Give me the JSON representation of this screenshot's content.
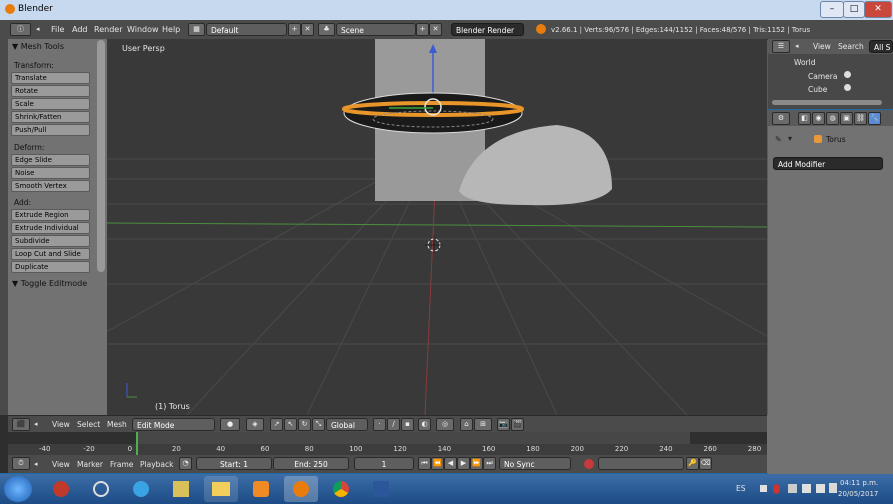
{
  "window": {
    "title": "Blender",
    "min": "–",
    "max": "□",
    "close": "✕"
  },
  "menu": {
    "file": "File",
    "add": "Add",
    "render": "Render",
    "window": "Window",
    "help": "Help"
  },
  "layout": {
    "value": "Default"
  },
  "scene": {
    "value": "Scene"
  },
  "engine": {
    "value": "Blender Render"
  },
  "stats": "v2.66.1 | Verts:96/576 | Edges:144/1152 | Faces:48/576 | Tris:1152 | Torus",
  "toolshelf": {
    "title": "Mesh Tools",
    "transform_head": "Transform:",
    "transform": [
      "Translate",
      "Rotate",
      "Scale",
      "Shrink/Fatten",
      "Push/Pull"
    ],
    "deform_head": "Deform:",
    "deform": [
      "Edge Slide",
      "Noise",
      "Smooth Vertex"
    ],
    "add_head": "Add:",
    "add": [
      "Extrude Region",
      "Extrude Individual",
      "Subdivide",
      "Loop Cut and Slide",
      "Duplicate"
    ],
    "toggle": "Toggle Editmode"
  },
  "viewport": {
    "persp": "User Persp",
    "object": "(1) Torus"
  },
  "outliner": {
    "view": "View",
    "search": "Search",
    "all": "All S",
    "items": [
      "World",
      "Camera",
      "Cube"
    ]
  },
  "properties": {
    "object": "Torus",
    "add_modifier": "Add Modifier"
  },
  "vpheader": {
    "view": "View",
    "select": "Select",
    "mesh": "Mesh",
    "mode": "Edit Mode",
    "orientation": "Global"
  },
  "timeline": {
    "ticks": [
      "-40",
      "-20",
      "0",
      "20",
      "40",
      "60",
      "80",
      "100",
      "120",
      "140",
      "160",
      "180",
      "200",
      "220",
      "240",
      "260",
      "280"
    ],
    "view": "View",
    "marker": "Marker",
    "frame": "Frame",
    "playback": "Playback",
    "start": "Start: 1",
    "end": "End: 250",
    "current": "1",
    "sync": "No Sync"
  },
  "taskbar": {
    "lang": "ES",
    "time": "04:11 p.m.",
    "date": "20/05/2017"
  }
}
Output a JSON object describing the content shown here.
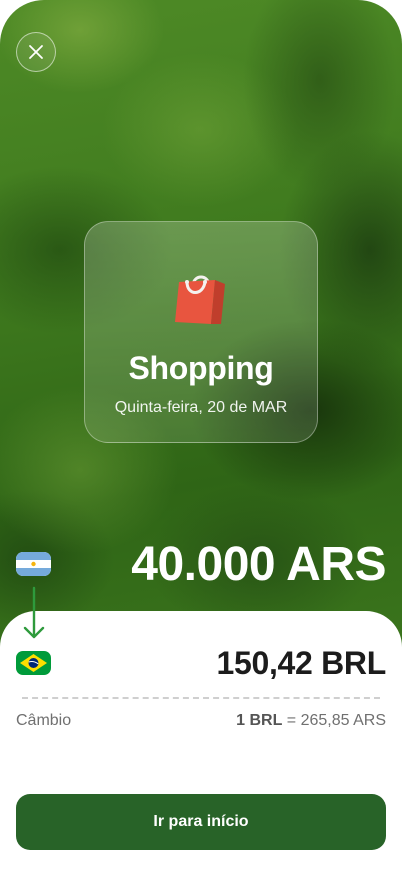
{
  "header": {
    "close_icon": "close-icon"
  },
  "category": {
    "icon": "shopping-bag-icon",
    "title": "Shopping",
    "date": "Quinta-feira, 20 de MAR"
  },
  "conversion": {
    "source_amount": "40.000 ARS",
    "source_flag": "argentina-flag-icon",
    "arrow_icon": "arrow-down-icon",
    "target_amount": "150,42 BRL",
    "target_flag": "brazil-flag-icon"
  },
  "exchange": {
    "label": "Câmbio",
    "rate_base": "1 BRL",
    "rate_equals": " = ",
    "rate_value": "265,85 ARS"
  },
  "actions": {
    "home_button": "Ir para início"
  },
  "colors": {
    "primary": "#286328",
    "arrow": "#2e9a3c",
    "text_dark": "#1c1c1c"
  }
}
□ □ □ □ □ □ □
WHAT IS REQUIRED:
Find the word "flag" in the records and pull out each line that has it.

SOLUTION FOR THIS EXERCISE:
    "source_flag": "argentina-flag-icon",
    "target_flag": "brazil-flag-icon"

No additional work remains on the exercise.